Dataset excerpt

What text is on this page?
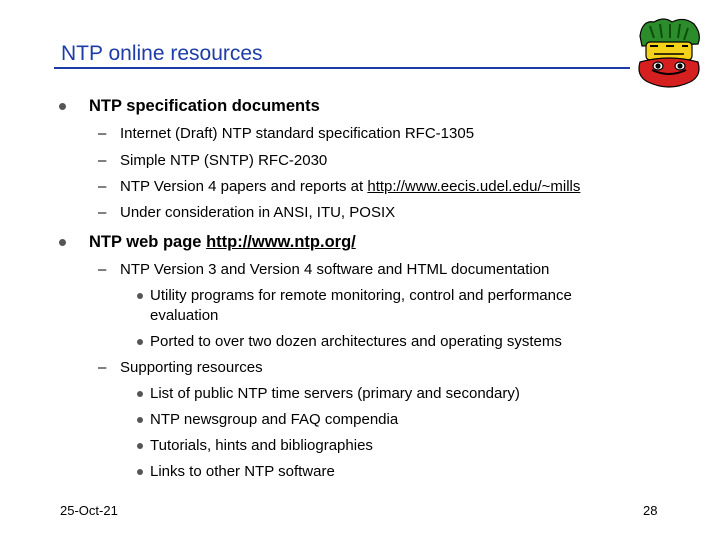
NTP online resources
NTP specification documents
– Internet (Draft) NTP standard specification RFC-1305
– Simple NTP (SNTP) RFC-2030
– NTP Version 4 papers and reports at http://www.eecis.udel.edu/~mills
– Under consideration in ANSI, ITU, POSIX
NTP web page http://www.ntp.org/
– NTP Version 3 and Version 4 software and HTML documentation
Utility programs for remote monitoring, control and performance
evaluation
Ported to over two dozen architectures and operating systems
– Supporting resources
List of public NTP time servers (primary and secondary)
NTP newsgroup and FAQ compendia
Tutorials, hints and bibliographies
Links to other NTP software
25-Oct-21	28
---
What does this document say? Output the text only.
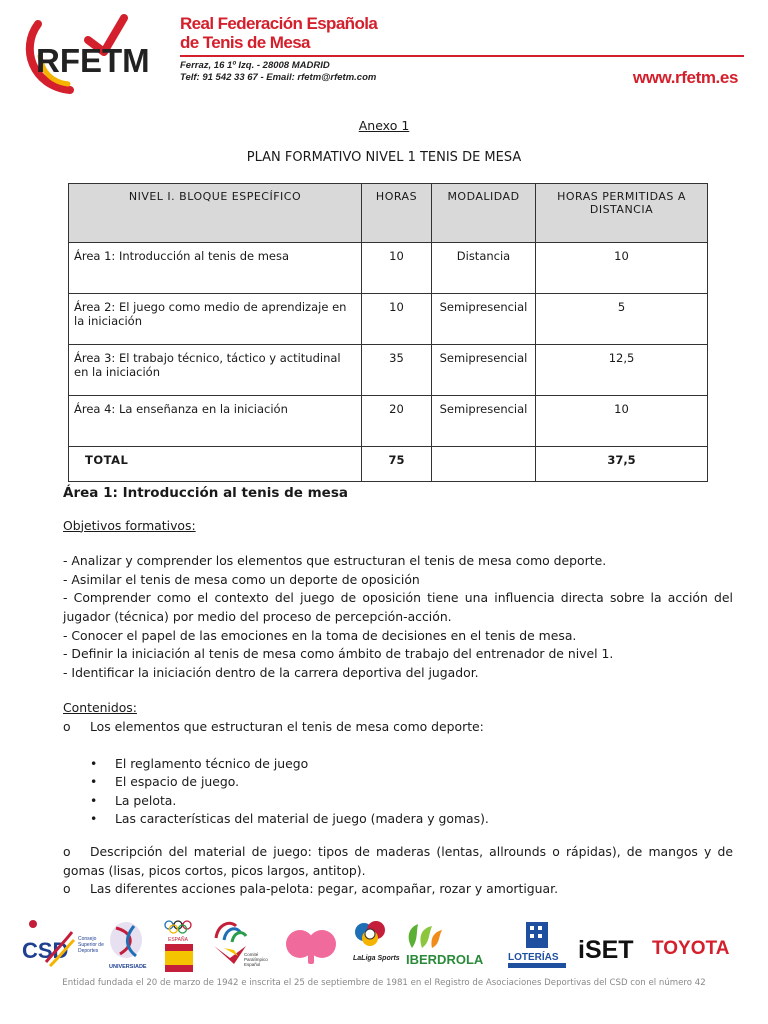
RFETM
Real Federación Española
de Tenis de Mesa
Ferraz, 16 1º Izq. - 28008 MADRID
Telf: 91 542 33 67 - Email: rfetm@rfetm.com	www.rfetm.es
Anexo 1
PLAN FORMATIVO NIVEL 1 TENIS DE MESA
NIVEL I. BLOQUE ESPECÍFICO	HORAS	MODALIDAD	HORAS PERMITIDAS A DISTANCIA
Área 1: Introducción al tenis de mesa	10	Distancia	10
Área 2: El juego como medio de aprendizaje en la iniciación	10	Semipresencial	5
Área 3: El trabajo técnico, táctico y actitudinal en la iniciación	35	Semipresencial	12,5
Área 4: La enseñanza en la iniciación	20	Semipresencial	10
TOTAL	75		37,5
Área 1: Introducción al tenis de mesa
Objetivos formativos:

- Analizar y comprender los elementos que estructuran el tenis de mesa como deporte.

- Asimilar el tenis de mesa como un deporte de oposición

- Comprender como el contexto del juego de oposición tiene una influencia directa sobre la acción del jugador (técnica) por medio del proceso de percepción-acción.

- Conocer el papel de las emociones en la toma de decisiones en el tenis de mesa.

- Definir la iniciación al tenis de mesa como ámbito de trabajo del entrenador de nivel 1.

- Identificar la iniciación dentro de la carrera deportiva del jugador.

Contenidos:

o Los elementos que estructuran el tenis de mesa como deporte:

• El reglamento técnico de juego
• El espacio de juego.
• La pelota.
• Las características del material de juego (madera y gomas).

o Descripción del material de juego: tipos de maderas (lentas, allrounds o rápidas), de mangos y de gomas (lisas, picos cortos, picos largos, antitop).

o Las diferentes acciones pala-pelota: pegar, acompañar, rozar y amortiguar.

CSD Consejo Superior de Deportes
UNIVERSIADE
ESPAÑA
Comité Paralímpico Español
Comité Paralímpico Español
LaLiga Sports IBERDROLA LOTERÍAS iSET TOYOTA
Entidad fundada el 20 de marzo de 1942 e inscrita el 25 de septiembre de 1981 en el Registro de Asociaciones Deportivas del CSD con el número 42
--
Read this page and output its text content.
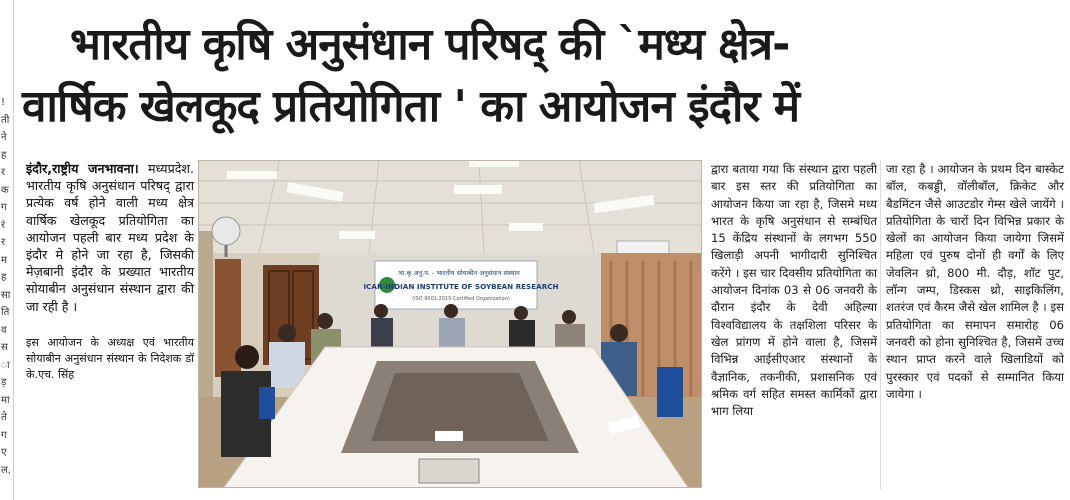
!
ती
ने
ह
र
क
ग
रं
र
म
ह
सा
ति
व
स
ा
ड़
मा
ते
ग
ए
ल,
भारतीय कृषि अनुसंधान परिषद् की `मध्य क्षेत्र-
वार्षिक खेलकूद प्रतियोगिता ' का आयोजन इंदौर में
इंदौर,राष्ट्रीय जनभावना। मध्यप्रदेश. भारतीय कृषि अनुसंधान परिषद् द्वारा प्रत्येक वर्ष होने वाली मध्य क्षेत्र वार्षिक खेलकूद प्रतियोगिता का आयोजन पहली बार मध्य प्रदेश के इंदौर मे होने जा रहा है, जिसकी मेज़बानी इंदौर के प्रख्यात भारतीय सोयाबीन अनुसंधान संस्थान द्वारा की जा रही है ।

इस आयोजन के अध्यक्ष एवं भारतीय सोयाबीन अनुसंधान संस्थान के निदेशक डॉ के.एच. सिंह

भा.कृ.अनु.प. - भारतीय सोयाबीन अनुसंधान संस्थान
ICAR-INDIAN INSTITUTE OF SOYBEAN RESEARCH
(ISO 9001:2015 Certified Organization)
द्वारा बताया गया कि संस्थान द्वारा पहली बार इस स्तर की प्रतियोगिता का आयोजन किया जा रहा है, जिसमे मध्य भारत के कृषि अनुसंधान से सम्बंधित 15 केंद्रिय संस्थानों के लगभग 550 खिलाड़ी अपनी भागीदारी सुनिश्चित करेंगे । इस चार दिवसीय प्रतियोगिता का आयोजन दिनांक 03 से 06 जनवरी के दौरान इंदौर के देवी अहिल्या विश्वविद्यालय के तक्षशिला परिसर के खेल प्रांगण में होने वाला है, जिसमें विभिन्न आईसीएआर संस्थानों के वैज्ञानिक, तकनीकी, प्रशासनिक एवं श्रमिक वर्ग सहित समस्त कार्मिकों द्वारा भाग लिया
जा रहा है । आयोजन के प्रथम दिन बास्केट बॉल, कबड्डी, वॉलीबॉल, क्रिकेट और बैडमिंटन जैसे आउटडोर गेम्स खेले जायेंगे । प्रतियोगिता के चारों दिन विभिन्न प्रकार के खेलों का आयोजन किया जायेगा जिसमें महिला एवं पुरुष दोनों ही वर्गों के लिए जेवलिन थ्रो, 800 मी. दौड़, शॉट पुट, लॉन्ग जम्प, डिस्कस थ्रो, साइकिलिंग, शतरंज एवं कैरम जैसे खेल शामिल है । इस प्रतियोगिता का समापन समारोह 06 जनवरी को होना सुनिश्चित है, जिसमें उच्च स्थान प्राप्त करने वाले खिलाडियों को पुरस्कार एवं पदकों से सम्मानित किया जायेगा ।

▸ Written instruction:
Above are some records. Report the number of their lines that include "gomas", and add nothing else.

▸ Result of this task:
2